**Stated problem**
Please rewrite the lines of every entry below as a numbered list, leaving out any blank lines.

>> Start Input for this task

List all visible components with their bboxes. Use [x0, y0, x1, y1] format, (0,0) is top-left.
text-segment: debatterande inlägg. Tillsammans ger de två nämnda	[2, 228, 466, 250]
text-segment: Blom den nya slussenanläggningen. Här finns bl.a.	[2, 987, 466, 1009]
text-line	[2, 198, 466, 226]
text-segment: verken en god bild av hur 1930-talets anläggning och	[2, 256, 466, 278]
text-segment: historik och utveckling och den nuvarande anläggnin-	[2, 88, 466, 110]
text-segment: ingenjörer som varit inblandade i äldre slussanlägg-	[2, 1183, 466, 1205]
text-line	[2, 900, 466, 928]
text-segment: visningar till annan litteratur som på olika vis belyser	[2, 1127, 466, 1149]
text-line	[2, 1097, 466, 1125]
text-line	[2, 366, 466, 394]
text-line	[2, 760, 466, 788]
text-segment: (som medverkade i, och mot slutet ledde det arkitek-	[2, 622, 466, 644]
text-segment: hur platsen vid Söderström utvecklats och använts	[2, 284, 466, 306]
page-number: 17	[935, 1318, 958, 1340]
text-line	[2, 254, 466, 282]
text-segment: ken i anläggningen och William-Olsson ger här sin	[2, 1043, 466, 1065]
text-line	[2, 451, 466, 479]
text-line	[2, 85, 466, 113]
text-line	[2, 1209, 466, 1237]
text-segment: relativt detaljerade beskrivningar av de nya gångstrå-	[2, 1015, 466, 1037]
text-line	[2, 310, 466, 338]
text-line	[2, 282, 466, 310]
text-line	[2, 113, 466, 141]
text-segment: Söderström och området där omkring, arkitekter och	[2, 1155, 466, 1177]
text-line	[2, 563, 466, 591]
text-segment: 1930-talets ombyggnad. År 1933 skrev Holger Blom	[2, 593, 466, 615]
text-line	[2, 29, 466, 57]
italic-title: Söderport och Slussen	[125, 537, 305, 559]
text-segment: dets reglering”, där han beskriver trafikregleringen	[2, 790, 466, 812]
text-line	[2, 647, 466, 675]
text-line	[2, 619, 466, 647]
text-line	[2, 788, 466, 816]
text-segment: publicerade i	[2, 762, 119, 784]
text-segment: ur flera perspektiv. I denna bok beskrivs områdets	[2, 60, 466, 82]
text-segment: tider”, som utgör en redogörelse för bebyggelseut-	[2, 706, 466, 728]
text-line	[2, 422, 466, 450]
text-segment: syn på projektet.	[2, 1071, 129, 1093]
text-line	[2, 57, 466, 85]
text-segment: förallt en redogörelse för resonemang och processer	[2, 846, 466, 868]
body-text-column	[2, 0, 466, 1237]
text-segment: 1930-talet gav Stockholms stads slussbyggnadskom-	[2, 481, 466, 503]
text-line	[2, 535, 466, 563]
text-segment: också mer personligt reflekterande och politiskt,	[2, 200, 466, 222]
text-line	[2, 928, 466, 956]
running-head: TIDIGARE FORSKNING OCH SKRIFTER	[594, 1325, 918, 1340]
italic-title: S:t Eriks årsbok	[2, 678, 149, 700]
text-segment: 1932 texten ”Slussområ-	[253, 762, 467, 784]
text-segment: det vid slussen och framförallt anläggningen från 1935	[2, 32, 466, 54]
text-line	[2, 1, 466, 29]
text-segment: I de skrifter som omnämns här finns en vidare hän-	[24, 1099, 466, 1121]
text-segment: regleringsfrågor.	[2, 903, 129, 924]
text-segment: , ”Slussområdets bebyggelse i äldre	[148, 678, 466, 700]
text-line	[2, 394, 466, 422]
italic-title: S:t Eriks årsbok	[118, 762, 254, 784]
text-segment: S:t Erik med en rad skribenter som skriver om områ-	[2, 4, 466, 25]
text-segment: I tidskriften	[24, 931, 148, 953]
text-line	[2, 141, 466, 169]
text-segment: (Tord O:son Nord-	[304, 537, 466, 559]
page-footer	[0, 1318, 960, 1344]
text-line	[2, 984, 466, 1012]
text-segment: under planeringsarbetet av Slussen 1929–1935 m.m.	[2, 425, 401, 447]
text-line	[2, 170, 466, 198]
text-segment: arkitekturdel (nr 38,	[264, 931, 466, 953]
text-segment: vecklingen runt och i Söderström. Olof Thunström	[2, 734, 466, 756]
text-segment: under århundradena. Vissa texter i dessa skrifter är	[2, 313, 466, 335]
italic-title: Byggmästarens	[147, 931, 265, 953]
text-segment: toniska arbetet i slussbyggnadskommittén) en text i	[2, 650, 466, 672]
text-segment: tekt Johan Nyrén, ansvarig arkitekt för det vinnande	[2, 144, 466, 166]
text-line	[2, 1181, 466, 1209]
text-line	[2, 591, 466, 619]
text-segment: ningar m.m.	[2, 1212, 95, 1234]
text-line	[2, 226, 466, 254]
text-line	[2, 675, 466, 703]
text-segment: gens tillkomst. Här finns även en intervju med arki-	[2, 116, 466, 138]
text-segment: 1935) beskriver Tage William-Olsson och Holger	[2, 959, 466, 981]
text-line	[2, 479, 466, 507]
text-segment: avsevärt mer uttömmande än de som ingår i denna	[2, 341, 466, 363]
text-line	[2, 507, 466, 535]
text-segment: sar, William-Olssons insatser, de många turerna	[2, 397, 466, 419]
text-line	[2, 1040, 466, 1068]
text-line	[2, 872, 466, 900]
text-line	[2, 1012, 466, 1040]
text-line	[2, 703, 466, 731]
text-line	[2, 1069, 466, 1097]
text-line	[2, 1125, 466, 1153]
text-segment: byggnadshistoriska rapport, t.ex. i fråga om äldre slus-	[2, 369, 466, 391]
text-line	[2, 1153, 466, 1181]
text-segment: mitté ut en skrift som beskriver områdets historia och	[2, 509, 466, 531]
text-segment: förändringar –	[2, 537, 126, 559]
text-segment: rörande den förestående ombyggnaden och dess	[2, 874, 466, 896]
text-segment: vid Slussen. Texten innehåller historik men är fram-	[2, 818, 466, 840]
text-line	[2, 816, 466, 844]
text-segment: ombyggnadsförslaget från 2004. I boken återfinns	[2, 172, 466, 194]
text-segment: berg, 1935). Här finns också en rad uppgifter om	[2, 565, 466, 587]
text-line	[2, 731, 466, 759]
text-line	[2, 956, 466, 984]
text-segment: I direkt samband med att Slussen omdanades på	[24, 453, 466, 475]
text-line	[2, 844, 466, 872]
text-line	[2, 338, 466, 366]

>> End Input for this task

**Written response**
1. List all visible components with their bboxes. Use [x0, y0, x1, y1] format, (0,0) is top-left.
2. text-segment: debatterande inlägg. Tillsammans ger de två nämnda	[2, 228, 466, 250]
3. text-segment: Blom den nya slussenanläggningen. Här finns bl.a.	[2, 987, 466, 1009]
4. text-line	[2, 198, 466, 226]
5. text-segment: verken en god bild av hur 1930-talets anläggning och	[2, 256, 466, 278]
6. text-segment: historik och utveckling och den nuvarande anläggnin-	[2, 88, 466, 110]
7. text-segment: ingenjörer som varit inblandade i äldre slussanlägg-	[2, 1183, 466, 1205]
8. text-line	[2, 900, 466, 928]
9. text-segment: visningar till annan litteratur som på olika vis belyser	[2, 1127, 466, 1149]
10. text-line	[2, 1097, 466, 1125]
11. text-line	[2, 366, 466, 394]
12. text-line	[2, 760, 466, 788]
13. text-segment: (som medverkade i, och mot slutet ledde det arkitek-	[2, 622, 466, 644]
14. text-segment: hur platsen vid Söderström utvecklats och använts	[2, 284, 466, 306]
15. page-number: 17	[935, 1318, 958, 1340]
16. text-line	[2, 254, 466, 282]
17. text-segment: ken i anläggningen och William-Olsson ger här sin	[2, 1043, 466, 1065]
18. text-line	[2, 451, 466, 479]
19. text-line	[2, 85, 466, 113]
20. text-line	[2, 1209, 466, 1237]
21. text-segment: relativt detaljerade beskrivningar av de nya gångstrå-	[2, 1015, 466, 1037]
22. text-line	[2, 310, 466, 338]
23. text-line	[2, 282, 466, 310]
24. text-line	[2, 113, 466, 141]
25. text-segment: Söderström och området där omkring, arkitekter och	[2, 1155, 466, 1177]
26. text-line	[2, 563, 466, 591]
27. text-segment: 1930-talets ombyggnad. År 1933 skrev Holger Blom	[2, 593, 466, 615]
28. text-line	[2, 29, 466, 57]
29. italic-title: Söderport och Slussen	[125, 537, 305, 559]
30. text-segment: dets reglering”, där han beskriver trafikregleringen	[2, 790, 466, 812]
31. text-line	[2, 647, 466, 675]
32. text-line	[2, 619, 466, 647]
33. text-line	[2, 788, 466, 816]
34. text-segment: publicerade i	[2, 762, 119, 784]
35. text-segment: ur flera perspektiv. I denna bok beskrivs områdets	[2, 60, 466, 82]
36. text-segment: tider”, som utgör en redogörelse för bebyggelseut-	[2, 706, 466, 728]
37. text-line	[2, 422, 466, 450]
38. text-segment: syn på projektet.	[2, 1071, 129, 1093]
39. text-line	[2, 57, 466, 85]
40. text-segment: förallt en redogörelse för resonemang och processer	[2, 846, 466, 868]
41. body-text-column	[2, 0, 466, 1237]
42. text-segment: 1930-talet gav Stockholms stads slussbyggnadskom-	[2, 481, 466, 503]
43. text-line	[2, 535, 466, 563]
44. text-segment: också mer personligt reflekterande och politiskt,	[2, 200, 466, 222]
45. text-line	[2, 928, 466, 956]
46. running-head: TIDIGARE FORSKNING OCH SKRIFTER	[594, 1325, 918, 1340]
47. italic-title: S:t Eriks årsbok	[2, 678, 149, 700]
48. text-segment: 1932 texten ”Slussområ-	[253, 762, 467, 784]
49. text-segment: det vid slussen och framförallt anläggningen från 1935	[2, 32, 466, 54]
50. text-line	[2, 1, 466, 29]
51. text-segment: I de skrifter som omnämns här finns en vidare hän-	[24, 1099, 466, 1121]
52. text-segment: regleringsfrågor.	[2, 903, 129, 924]
53. text-segment: , ”Slussområdets bebyggelse i äldre	[148, 678, 466, 700]
54. text-line	[2, 394, 466, 422]
55. italic-title: S:t Eriks årsbok	[118, 762, 254, 784]
56. text-segment: S:t Erik med en rad skribenter som skriver om områ-	[2, 4, 466, 25]
57. text-segment: I tidskriften	[24, 931, 148, 953]
58. text-line	[2, 141, 466, 169]
59. text-segment: (Tord O:son Nord-	[304, 537, 466, 559]
60. page-footer	[0, 1318, 960, 1344]
61. text-line	[2, 984, 466, 1012]
62. text-segment: under planeringsarbetet av Slussen 1929–1935 m.m.	[2, 425, 401, 447]
63. text-line	[2, 170, 466, 198]
64. text-segment: arkitekturdel (nr 38,	[264, 931, 466, 953]
65. text-segment: vecklingen runt och i Söderström. Olof Thunström	[2, 734, 466, 756]
66. text-segment: under århundradena. Vissa texter i dessa skrifter är	[2, 313, 466, 335]
67. italic-title: Byggmästarens	[147, 931, 265, 953]
68. text-segment: toniska arbetet i slussbyggnadskommittén) en text i	[2, 650, 466, 672]
69. text-segment: tekt Johan Nyrén, ansvarig arkitekt för det vinnande	[2, 144, 466, 166]
70. text-line	[2, 1181, 466, 1209]
71. text-line	[2, 591, 466, 619]
72. text-segment: ningar m.m.	[2, 1212, 95, 1234]
73. text-line	[2, 226, 466, 254]
74. text-line	[2, 675, 466, 703]
75. text-segment: gens tillkomst. Här finns även en intervju med arki-	[2, 116, 466, 138]
76. text-segment: 1935) beskriver Tage William-Olsson och Holger	[2, 959, 466, 981]
77. text-line	[2, 479, 466, 507]
78. text-segment: avsevärt mer uttömmande än de som ingår i denna	[2, 341, 466, 363]
79. text-line	[2, 507, 466, 535]
80. text-segment: sar, William-Olssons insatser, de många turerna	[2, 397, 466, 419]
81. text-line	[2, 1040, 466, 1068]
82. text-line	[2, 872, 466, 900]
83. text-line	[2, 1012, 466, 1040]
84. text-line	[2, 703, 466, 731]
85. text-line	[2, 1069, 466, 1097]
86. text-line	[2, 1125, 466, 1153]
87. text-segment: byggnadshistoriska rapport, t.ex. i fråga om äldre slus-	[2, 369, 466, 391]
88. text-line	[2, 1153, 466, 1181]
89. text-segment: mitté ut en skrift som beskriver områdets historia och	[2, 509, 466, 531]
90. text-segment: förändringar –	[2, 537, 126, 559]
91. text-segment: rörande den förestående ombyggnaden och dess	[2, 874, 466, 896]
92. text-segment: vid Slussen. Texten innehåller historik men är fram-	[2, 818, 466, 840]
93. text-line	[2, 816, 466, 844]
94. text-segment: ombyggnadsförslaget från 2004. I boken återfinns	[2, 172, 466, 194]
95. text-segment: berg, 1935). Här finns också en rad uppgifter om	[2, 565, 466, 587]
96. text-line	[2, 731, 466, 759]
97. text-line	[2, 956, 466, 984]
98. text-segment: I direkt samband med att Slussen omdanades på	[24, 453, 466, 475]
99. text-line	[2, 844, 466, 872]
100. text-line	[2, 338, 466, 366]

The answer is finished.